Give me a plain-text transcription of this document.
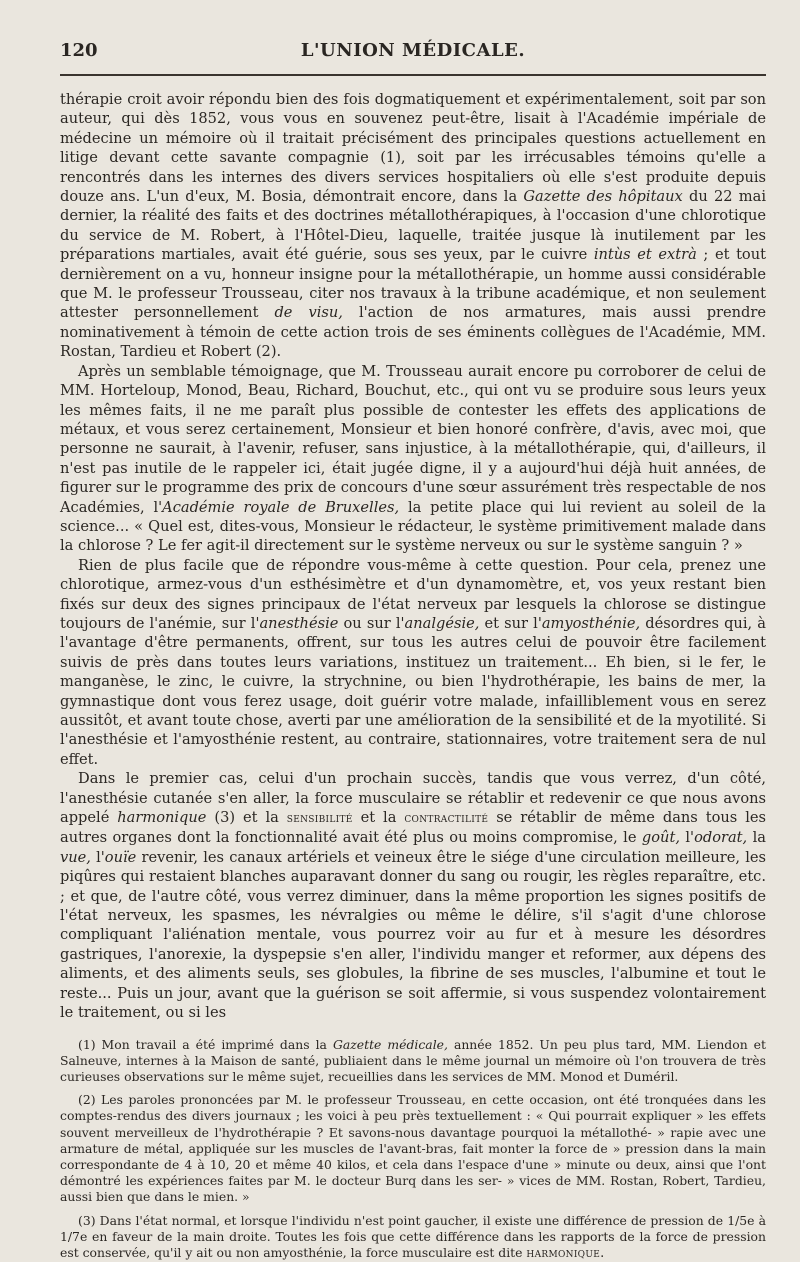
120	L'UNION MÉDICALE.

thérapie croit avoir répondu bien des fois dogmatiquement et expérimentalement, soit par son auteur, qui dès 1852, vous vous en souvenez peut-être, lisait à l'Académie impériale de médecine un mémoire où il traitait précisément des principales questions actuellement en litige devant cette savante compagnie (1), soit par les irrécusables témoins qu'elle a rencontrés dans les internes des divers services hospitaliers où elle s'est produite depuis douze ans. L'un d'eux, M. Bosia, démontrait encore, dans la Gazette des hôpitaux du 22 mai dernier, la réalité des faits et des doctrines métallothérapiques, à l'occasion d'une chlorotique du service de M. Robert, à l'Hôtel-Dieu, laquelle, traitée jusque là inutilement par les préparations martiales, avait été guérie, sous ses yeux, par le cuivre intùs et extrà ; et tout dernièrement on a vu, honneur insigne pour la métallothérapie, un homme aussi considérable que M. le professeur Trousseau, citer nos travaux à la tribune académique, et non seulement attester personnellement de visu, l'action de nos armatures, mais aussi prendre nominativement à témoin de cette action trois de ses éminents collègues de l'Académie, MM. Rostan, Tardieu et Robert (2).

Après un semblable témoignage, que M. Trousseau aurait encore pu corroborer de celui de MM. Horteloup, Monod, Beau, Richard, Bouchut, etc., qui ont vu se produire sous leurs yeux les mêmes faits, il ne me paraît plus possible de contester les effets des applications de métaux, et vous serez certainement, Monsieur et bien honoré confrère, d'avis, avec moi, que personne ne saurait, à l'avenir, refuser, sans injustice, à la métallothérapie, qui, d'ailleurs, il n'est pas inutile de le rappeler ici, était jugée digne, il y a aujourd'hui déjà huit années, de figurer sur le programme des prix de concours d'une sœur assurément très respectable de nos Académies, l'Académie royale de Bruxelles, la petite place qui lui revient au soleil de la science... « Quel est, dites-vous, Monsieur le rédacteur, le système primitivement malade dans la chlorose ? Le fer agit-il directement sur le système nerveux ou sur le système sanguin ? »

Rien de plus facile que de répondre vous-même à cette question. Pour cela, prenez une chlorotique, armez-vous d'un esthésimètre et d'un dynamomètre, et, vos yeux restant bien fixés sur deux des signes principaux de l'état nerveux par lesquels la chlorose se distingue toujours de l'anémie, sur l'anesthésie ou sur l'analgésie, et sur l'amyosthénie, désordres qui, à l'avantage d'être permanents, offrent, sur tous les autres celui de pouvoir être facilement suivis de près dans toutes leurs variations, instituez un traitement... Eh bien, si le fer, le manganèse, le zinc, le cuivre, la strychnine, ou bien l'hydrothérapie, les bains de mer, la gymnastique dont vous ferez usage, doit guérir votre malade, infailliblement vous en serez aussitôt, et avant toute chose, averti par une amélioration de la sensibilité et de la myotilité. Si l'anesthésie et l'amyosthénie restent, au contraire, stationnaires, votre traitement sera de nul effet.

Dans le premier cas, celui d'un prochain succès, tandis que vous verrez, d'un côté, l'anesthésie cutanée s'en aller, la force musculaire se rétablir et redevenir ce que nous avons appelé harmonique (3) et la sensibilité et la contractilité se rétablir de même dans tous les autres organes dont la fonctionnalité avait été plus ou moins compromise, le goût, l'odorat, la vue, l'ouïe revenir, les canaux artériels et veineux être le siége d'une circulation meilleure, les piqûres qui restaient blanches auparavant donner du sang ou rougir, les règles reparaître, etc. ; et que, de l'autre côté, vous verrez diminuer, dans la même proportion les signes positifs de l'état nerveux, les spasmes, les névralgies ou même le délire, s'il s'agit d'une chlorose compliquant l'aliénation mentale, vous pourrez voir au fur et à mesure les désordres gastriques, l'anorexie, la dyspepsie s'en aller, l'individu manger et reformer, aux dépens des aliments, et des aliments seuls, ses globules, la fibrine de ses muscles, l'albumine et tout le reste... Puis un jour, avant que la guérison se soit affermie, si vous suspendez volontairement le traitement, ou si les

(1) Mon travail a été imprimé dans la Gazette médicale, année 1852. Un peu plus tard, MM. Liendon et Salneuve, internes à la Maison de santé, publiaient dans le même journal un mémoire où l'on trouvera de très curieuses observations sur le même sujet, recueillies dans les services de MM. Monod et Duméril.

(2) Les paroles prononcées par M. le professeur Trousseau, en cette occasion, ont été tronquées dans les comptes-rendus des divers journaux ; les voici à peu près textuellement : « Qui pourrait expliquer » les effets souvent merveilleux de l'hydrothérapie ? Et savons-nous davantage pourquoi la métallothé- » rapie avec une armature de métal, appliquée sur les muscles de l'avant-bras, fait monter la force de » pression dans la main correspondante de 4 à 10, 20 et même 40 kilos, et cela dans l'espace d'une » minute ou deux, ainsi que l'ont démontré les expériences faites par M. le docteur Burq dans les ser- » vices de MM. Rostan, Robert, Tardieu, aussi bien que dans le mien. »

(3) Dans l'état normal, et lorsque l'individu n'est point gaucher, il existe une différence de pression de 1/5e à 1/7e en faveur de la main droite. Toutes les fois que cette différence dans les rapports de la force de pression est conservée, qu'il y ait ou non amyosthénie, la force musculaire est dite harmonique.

───

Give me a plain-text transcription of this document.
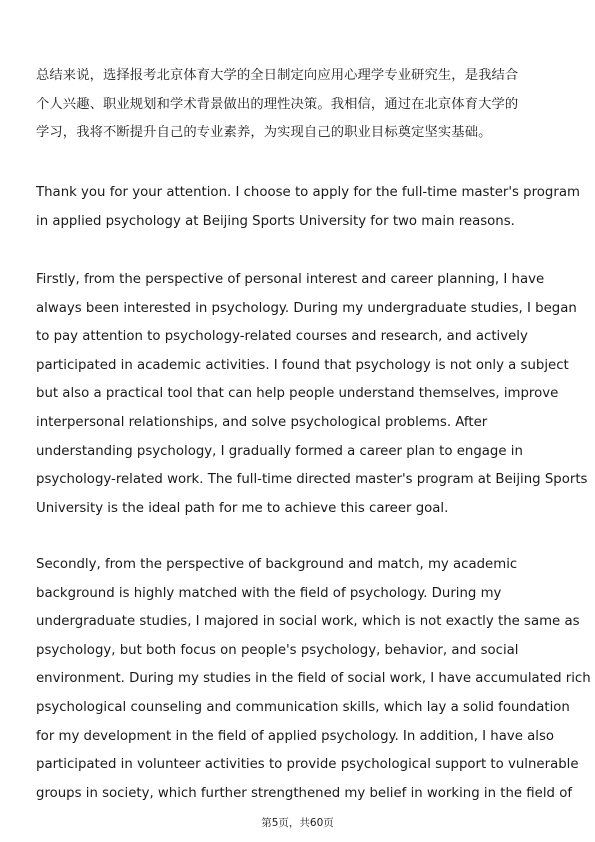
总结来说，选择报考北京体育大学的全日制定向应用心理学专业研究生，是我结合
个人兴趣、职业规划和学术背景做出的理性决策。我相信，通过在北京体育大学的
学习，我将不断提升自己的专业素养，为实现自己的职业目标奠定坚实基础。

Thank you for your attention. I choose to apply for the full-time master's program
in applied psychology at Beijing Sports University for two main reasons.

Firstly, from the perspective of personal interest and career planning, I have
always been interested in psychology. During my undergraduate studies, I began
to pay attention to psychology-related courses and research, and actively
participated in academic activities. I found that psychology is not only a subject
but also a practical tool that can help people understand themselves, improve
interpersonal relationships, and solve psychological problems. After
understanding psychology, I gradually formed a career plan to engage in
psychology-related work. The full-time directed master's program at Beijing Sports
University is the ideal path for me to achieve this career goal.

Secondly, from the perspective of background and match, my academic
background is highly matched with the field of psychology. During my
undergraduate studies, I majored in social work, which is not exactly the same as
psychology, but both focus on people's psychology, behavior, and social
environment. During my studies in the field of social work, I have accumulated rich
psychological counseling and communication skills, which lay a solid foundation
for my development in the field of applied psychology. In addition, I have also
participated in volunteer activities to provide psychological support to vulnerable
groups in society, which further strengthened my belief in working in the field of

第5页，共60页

───

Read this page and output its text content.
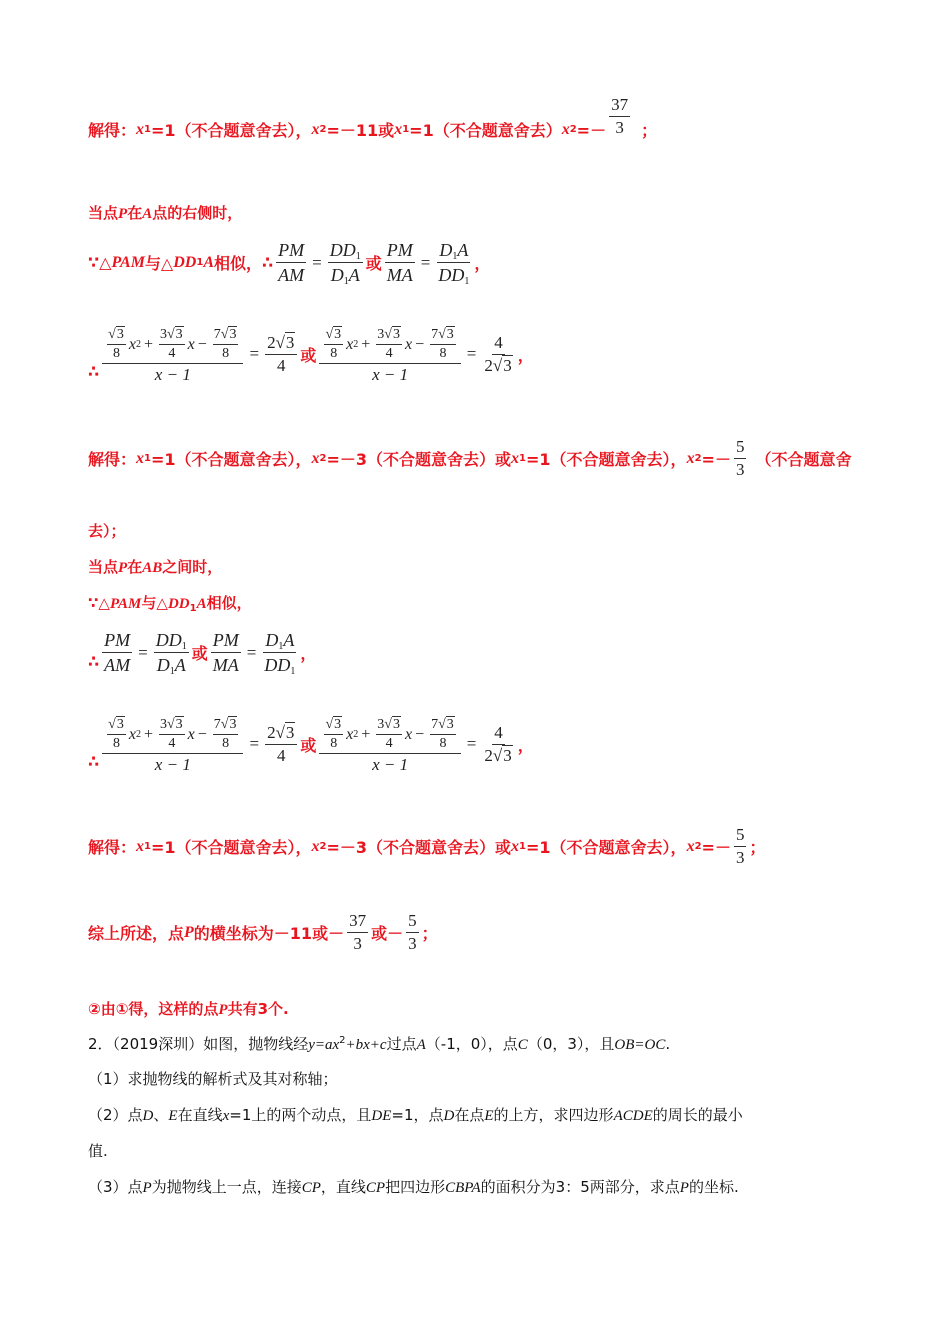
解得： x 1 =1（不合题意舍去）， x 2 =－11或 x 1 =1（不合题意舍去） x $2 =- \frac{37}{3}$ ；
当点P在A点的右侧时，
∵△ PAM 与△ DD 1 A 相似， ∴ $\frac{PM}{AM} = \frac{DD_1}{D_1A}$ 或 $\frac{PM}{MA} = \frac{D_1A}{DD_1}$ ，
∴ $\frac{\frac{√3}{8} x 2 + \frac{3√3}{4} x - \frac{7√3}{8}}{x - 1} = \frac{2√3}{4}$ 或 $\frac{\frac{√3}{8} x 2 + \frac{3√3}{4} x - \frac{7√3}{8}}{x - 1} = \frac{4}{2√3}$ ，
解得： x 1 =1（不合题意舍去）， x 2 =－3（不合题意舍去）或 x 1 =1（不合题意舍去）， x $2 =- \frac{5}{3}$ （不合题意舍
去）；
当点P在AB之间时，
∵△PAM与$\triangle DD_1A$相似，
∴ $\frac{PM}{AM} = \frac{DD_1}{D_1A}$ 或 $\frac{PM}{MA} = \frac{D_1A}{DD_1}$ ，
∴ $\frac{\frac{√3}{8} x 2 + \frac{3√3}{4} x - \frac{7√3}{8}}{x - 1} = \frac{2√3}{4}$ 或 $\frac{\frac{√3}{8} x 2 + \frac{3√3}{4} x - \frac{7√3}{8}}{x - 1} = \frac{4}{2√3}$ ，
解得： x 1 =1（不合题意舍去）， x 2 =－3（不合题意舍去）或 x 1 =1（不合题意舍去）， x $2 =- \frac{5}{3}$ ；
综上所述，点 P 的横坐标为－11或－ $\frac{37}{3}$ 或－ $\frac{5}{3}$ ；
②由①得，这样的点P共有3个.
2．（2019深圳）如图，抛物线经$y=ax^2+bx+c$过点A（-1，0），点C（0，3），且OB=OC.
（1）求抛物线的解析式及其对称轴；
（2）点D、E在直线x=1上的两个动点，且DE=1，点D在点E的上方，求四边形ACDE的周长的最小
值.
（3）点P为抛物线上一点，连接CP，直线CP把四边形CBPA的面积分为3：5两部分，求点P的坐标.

───

● **EXERCISE DETAILS**
Look through the entries above for the word "studies". Copy every line where it shows up.

● **ANSWER TO THIS TASK**
always been interested in psychology. During my undergraduate studies, I began
undergraduate studies, I majored in social work, which is not exactly the same as
environment. During my studies in the field of social work, I have accumulated rich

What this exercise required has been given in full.